将下列全部条目的各行整理为 Markdown 表格，列名为"序号"和"行内容"，空行不计入，答案中不包含图片。

_提取条目_
--------------------------------------------------
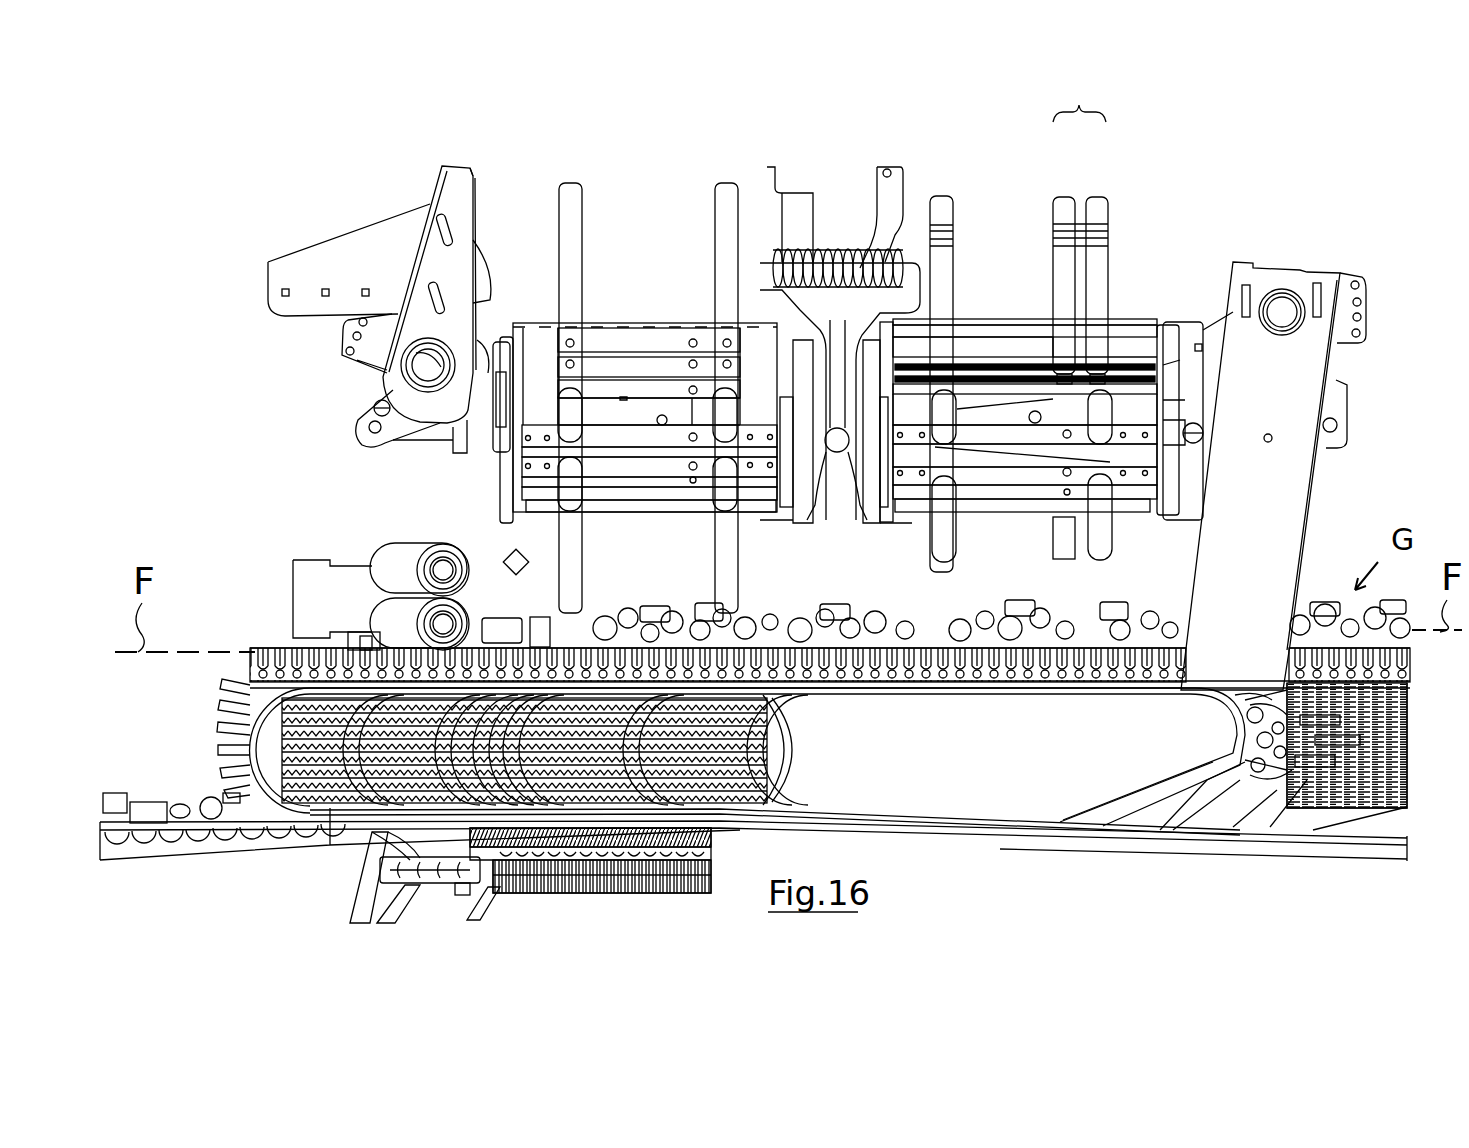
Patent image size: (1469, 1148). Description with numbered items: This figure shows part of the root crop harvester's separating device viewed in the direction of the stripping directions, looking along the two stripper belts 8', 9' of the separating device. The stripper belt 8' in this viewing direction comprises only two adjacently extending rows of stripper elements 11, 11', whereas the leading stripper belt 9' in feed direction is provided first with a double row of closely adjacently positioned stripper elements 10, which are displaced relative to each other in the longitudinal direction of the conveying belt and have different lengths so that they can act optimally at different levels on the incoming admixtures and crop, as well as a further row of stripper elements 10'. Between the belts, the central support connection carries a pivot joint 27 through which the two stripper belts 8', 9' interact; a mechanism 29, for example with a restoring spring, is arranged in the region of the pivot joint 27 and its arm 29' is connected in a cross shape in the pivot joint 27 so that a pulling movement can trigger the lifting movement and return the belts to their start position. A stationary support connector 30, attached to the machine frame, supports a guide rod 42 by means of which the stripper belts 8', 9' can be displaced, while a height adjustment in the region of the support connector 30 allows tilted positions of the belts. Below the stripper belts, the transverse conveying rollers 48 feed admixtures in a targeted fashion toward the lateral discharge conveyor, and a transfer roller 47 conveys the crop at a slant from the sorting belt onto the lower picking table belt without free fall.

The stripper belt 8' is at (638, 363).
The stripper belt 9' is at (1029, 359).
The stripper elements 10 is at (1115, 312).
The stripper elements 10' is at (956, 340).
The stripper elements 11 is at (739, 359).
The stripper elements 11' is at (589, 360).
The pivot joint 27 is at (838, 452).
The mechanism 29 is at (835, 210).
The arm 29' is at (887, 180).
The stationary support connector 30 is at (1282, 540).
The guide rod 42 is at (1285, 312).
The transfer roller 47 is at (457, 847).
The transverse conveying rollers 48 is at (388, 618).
--------------------------------------------------
_完整答案_
| 序号 | 行内容 |
|---|---|
| 1 | Patent image size: (1469, 1148). Description with numbered items: This figure shows part of the root crop harvester's separating device viewed in the direction of the stripping directions, looking along the two stripper belts 8', 9' of the separating device. The stripper belt 8' in this viewing direction comprises only two adjacently extending rows of stripper elements 11, 11', whereas the leading stripper belt 9' in feed direction is provided first with a double row of closely adjacently positioned stripper elements 10, which are displaced relative to each other in the longitudinal direction of the conveying belt and have different lengths so that they can act optimally at different levels on the incoming admixtures and crop, as well as a further row of stripper elements 10'. Between the belts, the central support connection carries a pivot joint 27 through which the two stripper belts 8', 9' interact; a mechanism 29, for example with a restoring spring, is arranged in the region of the pivot joint 27 and its arm 29' is connected in a cross shape in the pivot joint 27 so that a pulling movement can trigger the lifting movement and return the belts to their start position. A stationary support connector 30, attached to the machine frame, supports a guide rod 42 by means of which the stripper belts 8', 9' can be displaced, while a height adjustment in the region of the support connector 30 allows tilted positions of the belts. Below the stripper belts, the transverse conveying rollers 48 feed admixtures in a targeted fashion toward the lateral discharge conveyor, and a transfer roller 47 conveys the crop at a slant from the sorting belt onto the lower picking table belt without free fall. |
| 2 | The stripper belt 8' is at (638, 363). |
| 3 | The stripper belt 9' is at (1029, 359). |
| 4 | The stripper elements 10 is at (1115, 312). |
| 5 | The stripper elements 10' is at (956, 340). |
| 6 | The stripper elements 11 is at (739, 359). |
| 7 | The stripper elements 11' is at (589, 360). |
| 8 | The pivot joint 27 is at (838, 452). |
| 9 | The mechanism 29 is at (835, 210). |
| 10 | The arm 29' is at (887, 180). |
| 11 | The stationary support connector 30 is at (1282, 540). |
| 12 | The guide rod 42 is at (1285, 312). |
| 13 | The transfer roller 47 is at (457, 847). |
| 14 | The transverse conveying rollers 48 is at (388, 618). |